> DIRECTIONS FOR THIS TASK
Skip the pictures. Copy all the rest of the records down exactly.

[Rows from a dataset]
┌──
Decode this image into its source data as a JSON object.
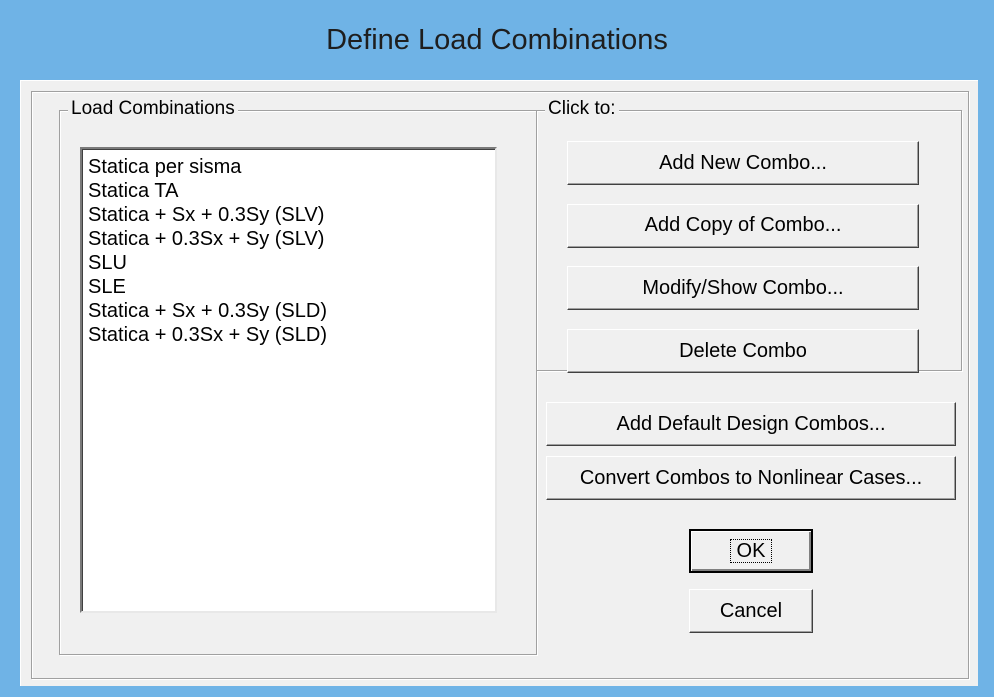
{
  "window": {
    "title": "Define Load Combinations"
  },
  "load_combinations": {
    "group_label": "Load Combinations",
    "items": [
      "Statica per sisma",
      "Statica TA",
      "Statica + Sx + 0.3Sy (SLV)",
      "Statica + 0.3Sx + Sy (SLV)",
      "SLU",
      "SLE",
      "Statica + Sx + 0.3Sy (SLD)",
      "Statica + 0.3Sx + Sy (SLD)"
    ]
  },
  "click_to": {
    "group_label": "Click to:",
    "add_new": "Add New Combo...",
    "add_copy": "Add Copy of Combo...",
    "modify_show": "Modify/Show Combo...",
    "delete": "Delete Combo"
  },
  "actions": {
    "add_default_design": "Add Default Design Combos...",
    "convert_nonlinear": "Convert Combos to Nonlinear Cases...",
    "ok": "OK",
    "cancel": "Cancel"
  },
  "colors": {
    "title_bar": "#6fb3e6",
    "dialog_face": "#f0f0f0"
  }
}
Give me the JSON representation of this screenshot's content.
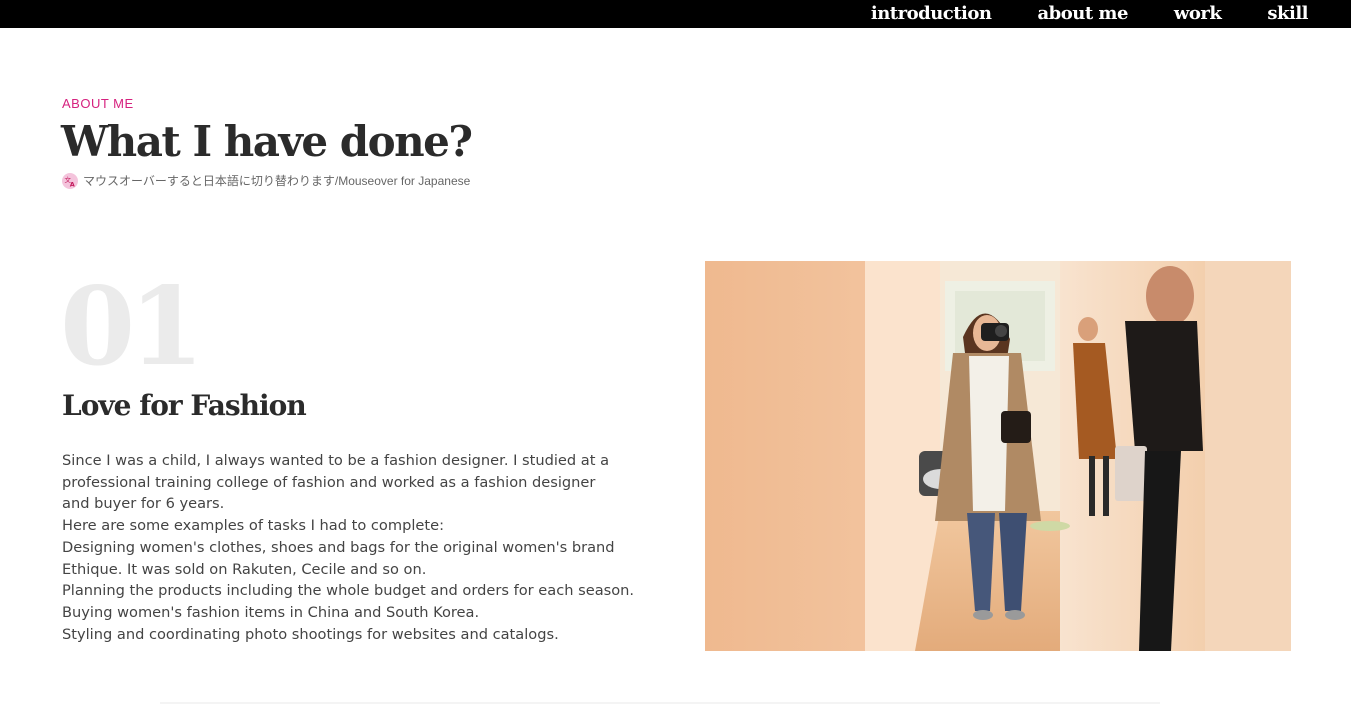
{
  "nav": {
    "items": [
      {
        "label": "introduction"
      },
      {
        "label": "about me"
      },
      {
        "label": "work"
      },
      {
        "label": "skill"
      }
    ]
  },
  "header": {
    "section_label": "ABOUT ME",
    "title": "What I have done?",
    "translate_hint": "マウスオーバーすると日本語に切り替わります/Mouseover for Japanese"
  },
  "card": {
    "number": "01",
    "title": "Love for Fashion",
    "paragraphs": [
      "Since I was a child, I always wanted to be a fashion designer. I studied at a professional training college of fashion and worked as a fashion designer and buyer for 6 years.",
      "Here are some examples of tasks I had to complete:",
      "Designing women's clothes, shoes and bags for the original women's brand Ethique. It was sold on Rakuten, Cecile and so on.",
      "Planning the products including the whole budget and orders for each season.",
      "Buying women's fashion items in China and South Korea.",
      "Styling and coordinating photo shootings for websites and catalogs."
    ]
  },
  "colors": {
    "accent": "#d6227f",
    "topbar": "#000000",
    "number_watermark": "#ebebeb"
  }
}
└──
> WRITTEN SOLUTION
Decode this image into its source data as a JSON object.
{
  "window": {
    "title": "Define Load Combinations"
  },
  "load_combinations": {
    "group_label": "Load Combinations",
    "items": [
      "Statica per sisma",
      "Statica TA",
      "Statica + Sx + 0.3Sy (SLV)",
      "Statica + 0.3Sx + Sy (SLV)",
      "SLU",
      "SLE",
      "Statica + Sx + 0.3Sy (SLD)",
      "Statica + 0.3Sx + Sy (SLD)"
    ]
  },
  "click_to": {
    "group_label": "Click to:",
    "add_new": "Add New Combo...",
    "add_copy": "Add Copy of Combo...",
    "modify_show": "Modify/Show Combo...",
    "delete": "Delete Combo"
  },
  "actions": {
    "add_default_design": "Add Default Design Combos...",
    "convert_nonlinear": "Convert Combos to Nonlinear Cases...",
    "ok": "OK",
    "cancel": "Cancel"
  },
  "colors": {
    "title_bar": "#6fb3e6",
    "dialog_face": "#f0f0f0"
  }
}
Give me the JSON representation of this screenshot's content.
{
  "nav": {
    "items": [
      {
        "label": "introduction"
      },
      {
        "label": "about me"
      },
      {
        "label": "work"
      },
      {
        "label": "skill"
      }
    ]
  },
  "header": {
    "section_label": "ABOUT ME",
    "title": "What I have done?",
    "translate_hint": "マウスオーバーすると日本語に切り替わります/Mouseover for Japanese"
  },
  "card": {
    "number": "01",
    "title": "Love for Fashion",
    "paragraphs": [
      "Since I was a child, I always wanted to be a fashion designer. I studied at a professional training college of fashion and worked as a fashion designer and buyer for 6 years.",
      "Here are some examples of tasks I had to complete:",
      "Designing women's clothes, shoes and bags for the original women's brand Ethique. It was sold on Rakuten, Cecile and so on.",
      "Planning the products including the whole budget and orders for each season.",
      "Buying women's fashion items in China and South Korea.",
      "Styling and coordinating photo shootings for websites and catalogs."
    ]
  },
  "colors": {
    "accent": "#d6227f",
    "topbar": "#000000",
    "number_watermark": "#ebebeb"
  }
}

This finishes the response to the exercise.